## Problem description:
Output the line containing "Extract the structured" and all subsequent lines of the listing below, copied exactly, with no other lines.
## Begin Data supplied
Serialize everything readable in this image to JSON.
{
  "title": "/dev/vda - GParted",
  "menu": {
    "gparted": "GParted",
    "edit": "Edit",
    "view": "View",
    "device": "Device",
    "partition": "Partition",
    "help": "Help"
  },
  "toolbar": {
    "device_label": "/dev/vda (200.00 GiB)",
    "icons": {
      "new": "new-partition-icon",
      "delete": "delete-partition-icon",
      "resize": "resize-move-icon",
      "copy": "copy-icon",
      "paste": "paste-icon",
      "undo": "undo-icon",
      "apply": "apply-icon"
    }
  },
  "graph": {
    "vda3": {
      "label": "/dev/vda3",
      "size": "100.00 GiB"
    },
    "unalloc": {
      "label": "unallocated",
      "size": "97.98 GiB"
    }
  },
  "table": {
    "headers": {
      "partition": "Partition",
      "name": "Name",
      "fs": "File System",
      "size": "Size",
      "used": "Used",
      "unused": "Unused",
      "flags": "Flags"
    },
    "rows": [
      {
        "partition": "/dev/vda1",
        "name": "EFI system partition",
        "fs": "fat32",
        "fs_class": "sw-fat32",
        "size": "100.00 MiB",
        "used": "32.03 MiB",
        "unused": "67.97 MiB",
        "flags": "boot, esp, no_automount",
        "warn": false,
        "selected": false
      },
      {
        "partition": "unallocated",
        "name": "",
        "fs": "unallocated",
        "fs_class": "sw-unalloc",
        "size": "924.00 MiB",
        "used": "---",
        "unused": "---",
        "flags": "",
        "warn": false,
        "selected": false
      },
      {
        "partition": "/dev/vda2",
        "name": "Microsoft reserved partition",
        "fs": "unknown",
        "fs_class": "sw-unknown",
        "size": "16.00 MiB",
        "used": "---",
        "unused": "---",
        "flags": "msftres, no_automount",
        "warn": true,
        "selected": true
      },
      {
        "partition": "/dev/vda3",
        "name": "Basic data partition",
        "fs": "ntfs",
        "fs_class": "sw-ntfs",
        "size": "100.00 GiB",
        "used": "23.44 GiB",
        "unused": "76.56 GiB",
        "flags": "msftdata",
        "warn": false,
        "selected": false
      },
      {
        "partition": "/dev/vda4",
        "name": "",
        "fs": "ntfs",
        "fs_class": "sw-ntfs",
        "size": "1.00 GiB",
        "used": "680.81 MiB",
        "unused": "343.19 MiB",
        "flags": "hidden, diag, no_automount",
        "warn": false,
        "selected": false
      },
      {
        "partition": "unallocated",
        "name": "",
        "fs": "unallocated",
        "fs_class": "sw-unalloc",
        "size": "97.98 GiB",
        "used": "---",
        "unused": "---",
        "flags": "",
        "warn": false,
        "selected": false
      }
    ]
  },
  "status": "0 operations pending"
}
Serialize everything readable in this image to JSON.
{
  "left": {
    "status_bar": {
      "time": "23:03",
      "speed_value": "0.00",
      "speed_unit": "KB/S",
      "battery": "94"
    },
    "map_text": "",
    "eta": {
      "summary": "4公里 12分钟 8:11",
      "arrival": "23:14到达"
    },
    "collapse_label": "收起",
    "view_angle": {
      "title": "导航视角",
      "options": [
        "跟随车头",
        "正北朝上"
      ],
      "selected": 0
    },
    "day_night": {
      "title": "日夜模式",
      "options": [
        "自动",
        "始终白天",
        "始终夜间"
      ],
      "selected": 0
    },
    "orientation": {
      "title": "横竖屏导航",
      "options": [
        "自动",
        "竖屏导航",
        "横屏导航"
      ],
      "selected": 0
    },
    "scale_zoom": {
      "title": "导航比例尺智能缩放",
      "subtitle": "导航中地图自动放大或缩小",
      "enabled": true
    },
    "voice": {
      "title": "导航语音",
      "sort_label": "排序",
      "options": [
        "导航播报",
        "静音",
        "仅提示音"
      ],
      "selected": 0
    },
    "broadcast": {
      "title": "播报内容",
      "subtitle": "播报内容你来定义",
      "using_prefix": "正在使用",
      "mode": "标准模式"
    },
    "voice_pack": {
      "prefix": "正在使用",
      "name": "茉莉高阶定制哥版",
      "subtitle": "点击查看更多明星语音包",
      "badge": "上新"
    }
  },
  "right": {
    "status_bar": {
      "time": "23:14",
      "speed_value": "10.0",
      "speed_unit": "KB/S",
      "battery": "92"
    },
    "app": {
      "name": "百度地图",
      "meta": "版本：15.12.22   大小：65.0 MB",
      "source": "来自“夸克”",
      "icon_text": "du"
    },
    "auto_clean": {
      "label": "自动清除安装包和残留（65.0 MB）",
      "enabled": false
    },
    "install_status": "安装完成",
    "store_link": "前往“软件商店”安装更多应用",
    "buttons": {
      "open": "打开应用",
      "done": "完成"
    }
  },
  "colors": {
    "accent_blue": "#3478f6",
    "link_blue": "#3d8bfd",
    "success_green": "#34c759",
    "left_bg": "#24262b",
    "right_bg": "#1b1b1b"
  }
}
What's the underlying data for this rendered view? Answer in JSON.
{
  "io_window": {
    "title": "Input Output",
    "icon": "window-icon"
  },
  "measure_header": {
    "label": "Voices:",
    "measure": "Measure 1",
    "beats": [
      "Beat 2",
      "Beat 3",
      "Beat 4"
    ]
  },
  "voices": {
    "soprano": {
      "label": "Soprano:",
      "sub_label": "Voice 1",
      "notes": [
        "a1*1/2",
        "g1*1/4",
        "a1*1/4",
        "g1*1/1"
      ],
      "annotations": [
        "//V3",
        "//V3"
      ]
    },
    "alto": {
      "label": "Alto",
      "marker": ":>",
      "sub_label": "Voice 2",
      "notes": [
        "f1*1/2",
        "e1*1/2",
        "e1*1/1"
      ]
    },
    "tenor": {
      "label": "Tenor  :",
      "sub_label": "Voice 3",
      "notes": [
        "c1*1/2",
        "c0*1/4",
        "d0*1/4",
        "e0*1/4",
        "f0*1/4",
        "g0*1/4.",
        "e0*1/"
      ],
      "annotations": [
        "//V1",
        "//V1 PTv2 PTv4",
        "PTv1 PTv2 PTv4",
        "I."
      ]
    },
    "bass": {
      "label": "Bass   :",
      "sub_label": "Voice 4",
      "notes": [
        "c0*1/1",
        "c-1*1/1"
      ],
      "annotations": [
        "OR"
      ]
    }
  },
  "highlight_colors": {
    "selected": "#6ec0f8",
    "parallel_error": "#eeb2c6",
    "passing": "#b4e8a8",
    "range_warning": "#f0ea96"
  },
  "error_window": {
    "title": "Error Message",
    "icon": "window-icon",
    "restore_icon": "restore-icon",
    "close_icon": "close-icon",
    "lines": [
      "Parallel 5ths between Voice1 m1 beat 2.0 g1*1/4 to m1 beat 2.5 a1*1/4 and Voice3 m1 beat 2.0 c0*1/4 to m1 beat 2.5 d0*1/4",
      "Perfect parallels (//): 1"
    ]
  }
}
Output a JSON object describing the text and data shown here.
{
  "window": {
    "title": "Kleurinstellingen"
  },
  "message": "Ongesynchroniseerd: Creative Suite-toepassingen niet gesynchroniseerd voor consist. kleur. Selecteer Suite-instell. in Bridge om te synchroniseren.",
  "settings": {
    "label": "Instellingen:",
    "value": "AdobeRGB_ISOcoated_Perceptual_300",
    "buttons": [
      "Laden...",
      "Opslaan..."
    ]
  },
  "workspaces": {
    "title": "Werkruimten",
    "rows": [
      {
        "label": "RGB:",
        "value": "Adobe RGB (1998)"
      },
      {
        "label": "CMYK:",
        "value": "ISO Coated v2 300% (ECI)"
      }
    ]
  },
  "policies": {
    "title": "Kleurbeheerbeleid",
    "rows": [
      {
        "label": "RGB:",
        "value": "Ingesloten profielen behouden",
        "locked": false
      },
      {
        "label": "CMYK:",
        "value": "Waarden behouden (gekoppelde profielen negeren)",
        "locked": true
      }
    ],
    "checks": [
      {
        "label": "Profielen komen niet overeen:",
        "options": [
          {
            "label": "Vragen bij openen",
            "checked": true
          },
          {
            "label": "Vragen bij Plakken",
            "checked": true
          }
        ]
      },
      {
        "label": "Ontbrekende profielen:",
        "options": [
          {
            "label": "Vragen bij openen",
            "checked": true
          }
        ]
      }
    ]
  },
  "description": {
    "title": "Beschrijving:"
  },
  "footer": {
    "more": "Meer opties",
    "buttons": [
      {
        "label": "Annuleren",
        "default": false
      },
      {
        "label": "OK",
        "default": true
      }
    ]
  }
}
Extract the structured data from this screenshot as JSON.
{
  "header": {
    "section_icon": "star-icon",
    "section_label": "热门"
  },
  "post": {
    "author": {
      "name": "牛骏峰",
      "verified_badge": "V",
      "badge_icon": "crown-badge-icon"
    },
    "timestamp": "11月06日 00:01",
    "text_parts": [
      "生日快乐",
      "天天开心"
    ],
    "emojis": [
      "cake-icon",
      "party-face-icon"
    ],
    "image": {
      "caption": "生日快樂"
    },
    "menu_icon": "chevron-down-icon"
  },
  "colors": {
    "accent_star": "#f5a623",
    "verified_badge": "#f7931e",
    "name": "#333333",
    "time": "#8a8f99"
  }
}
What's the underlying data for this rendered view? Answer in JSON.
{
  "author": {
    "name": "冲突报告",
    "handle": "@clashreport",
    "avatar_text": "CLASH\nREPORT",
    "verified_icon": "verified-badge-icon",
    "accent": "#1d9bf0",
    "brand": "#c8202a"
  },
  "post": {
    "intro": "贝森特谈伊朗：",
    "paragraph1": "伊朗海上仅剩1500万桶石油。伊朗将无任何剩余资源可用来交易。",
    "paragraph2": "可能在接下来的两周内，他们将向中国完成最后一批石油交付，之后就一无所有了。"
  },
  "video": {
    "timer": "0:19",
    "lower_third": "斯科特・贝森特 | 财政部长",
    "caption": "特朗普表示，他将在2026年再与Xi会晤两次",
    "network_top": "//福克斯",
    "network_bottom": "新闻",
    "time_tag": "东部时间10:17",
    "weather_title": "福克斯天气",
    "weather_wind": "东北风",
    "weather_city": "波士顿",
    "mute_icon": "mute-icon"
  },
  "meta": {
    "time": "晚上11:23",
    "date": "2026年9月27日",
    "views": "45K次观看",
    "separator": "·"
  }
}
## End Data supplied
## Result of this exercise:
Extract the structured data from this screenshot as JSON.
{
  "header": {
    "section_icon": "star-icon",
    "section_label": "热门"
  },
  "post": {
    "author": {
      "name": "牛骏峰",
      "verified_badge": "V",
      "badge_icon": "crown-badge-icon"
    },
    "timestamp": "11月06日 00:01",
    "text_parts": [
      "生日快乐",
      "天天开心"
    ],
    "emojis": [
      "cake-icon",
      "party-face-icon"
    ],
    "image": {
      "caption": "生日快樂"
    },
    "menu_icon": "chevron-down-icon"
  },
  "colors": {
    "accent_star": "#f5a623",
    "verified_badge": "#f7931e",
    "name": "#333333",
    "time": "#8a8f99"
  }
}
What's the underlying data for this rendered view? Answer in JSON.
{
  "author": {
    "name": "冲突报告",
    "handle": "@clashreport",
    "avatar_text": "CLASH\nREPORT",
    "verified_icon": "verified-badge-icon",
    "accent": "#1d9bf0",
    "brand": "#c8202a"
  },
  "post": {
    "intro": "贝森特谈伊朗：",
    "paragraph1": "伊朗海上仅剩1500万桶石油。伊朗将无任何剩余资源可用来交易。",
    "paragraph2": "可能在接下来的两周内，他们将向中国完成最后一批石油交付，之后就一无所有了。"
  },
  "video": {
    "timer": "0:19",
    "lower_third": "斯科特・贝森特 | 财政部长",
    "caption": "特朗普表示，他将在2026年再与Xi会晤两次",
    "network_top": "//福克斯",
    "network_bottom": "新闻",
    "time_tag": "东部时间10:17",
    "weather_title": "福克斯天气",
    "weather_wind": "东北风",
    "weather_city": "波士顿",
    "mute_icon": "mute-icon"
  },
  "meta": {
    "time": "晚上11:23",
    "date": "2026年9月27日",
    "views": "45K次观看",
    "separator": "·"
  }
}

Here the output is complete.